§ EXERCISE OBJECTIVE
Quote precisely the final stretch of the listing: start at the line containing "Output the text content of this document." and stop after the last line.

##############################

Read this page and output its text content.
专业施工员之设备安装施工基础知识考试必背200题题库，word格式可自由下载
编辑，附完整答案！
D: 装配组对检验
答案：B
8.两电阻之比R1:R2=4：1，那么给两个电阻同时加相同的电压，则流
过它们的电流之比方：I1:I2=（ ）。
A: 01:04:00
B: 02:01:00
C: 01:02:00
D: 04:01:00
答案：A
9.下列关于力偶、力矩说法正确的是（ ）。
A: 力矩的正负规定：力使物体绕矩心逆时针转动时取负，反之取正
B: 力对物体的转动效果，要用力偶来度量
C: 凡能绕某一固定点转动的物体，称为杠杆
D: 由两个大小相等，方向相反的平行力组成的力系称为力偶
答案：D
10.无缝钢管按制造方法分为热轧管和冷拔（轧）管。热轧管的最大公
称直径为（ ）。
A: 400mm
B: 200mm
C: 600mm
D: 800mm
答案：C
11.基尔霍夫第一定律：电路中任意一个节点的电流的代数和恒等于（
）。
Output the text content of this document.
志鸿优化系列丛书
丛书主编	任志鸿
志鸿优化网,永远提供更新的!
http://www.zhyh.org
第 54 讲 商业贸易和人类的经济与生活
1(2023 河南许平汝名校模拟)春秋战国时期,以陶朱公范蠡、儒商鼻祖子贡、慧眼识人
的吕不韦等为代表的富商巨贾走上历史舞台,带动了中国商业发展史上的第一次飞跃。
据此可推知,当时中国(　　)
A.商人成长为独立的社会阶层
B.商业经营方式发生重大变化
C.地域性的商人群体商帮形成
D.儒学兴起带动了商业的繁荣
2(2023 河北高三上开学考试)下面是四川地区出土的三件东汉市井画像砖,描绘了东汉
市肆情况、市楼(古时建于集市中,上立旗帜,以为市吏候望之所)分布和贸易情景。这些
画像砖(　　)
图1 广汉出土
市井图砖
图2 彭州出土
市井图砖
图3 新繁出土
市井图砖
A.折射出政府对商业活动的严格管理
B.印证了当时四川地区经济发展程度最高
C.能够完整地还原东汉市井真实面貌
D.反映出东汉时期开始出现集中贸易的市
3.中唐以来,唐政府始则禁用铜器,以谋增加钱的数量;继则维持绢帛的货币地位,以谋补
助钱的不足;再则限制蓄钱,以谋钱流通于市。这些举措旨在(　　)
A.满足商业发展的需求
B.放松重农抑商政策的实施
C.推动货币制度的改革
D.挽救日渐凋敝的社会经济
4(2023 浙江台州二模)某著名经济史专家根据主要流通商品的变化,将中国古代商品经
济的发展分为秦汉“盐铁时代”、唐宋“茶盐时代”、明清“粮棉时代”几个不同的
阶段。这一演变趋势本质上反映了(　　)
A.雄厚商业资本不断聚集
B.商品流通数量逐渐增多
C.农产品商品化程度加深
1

##############################

§ EXERCISE RESULT
Output the text content of this document.
志鸿优化系列丛书
丛书主编	任志鸿
志鸿优化网,永远提供更新的!
http://www.zhyh.org
第 54 讲 商业贸易和人类的经济与生活
1(2023 河南许平汝名校模拟)春秋战国时期,以陶朱公范蠡、儒商鼻祖子贡、慧眼识人
的吕不韦等为代表的富商巨贾走上历史舞台,带动了中国商业发展史上的第一次飞跃。
据此可推知,当时中国(　　)
A.商人成长为独立的社会阶层
B.商业经营方式发生重大变化
C.地域性的商人群体商帮形成
D.儒学兴起带动了商业的繁荣
2(2023 河北高三上开学考试)下面是四川地区出土的三件东汉市井画像砖,描绘了东汉
市肆情况、市楼(古时建于集市中,上立旗帜,以为市吏候望之所)分布和贸易情景。这些
画像砖(　　)
图1 广汉出土
市井图砖
图2 彭州出土
市井图砖
图3 新繁出土
市井图砖
A.折射出政府对商业活动的严格管理
B.印证了当时四川地区经济发展程度最高
C.能够完整地还原东汉市井真实面貌
D.反映出东汉时期开始出现集中贸易的市
3.中唐以来,唐政府始则禁用铜器,以谋增加钱的数量;继则维持绢帛的货币地位,以谋补
助钱的不足;再则限制蓄钱,以谋钱流通于市。这些举措旨在(　　)
A.满足商业发展的需求
B.放松重农抑商政策的实施
C.推动货币制度的改革
D.挽救日渐凋敝的社会经济
4(2023 浙江台州二模)某著名经济史专家根据主要流通商品的变化,将中国古代商品经
济的发展分为秦汉“盐铁时代”、唐宋“茶盐时代”、明清“粮棉时代”几个不同的
阶段。这一演变趋势本质上反映了(　　)
A.雄厚商业资本不断聚集
B.商品流通数量逐渐增多
C.农产品商品化程度加深
1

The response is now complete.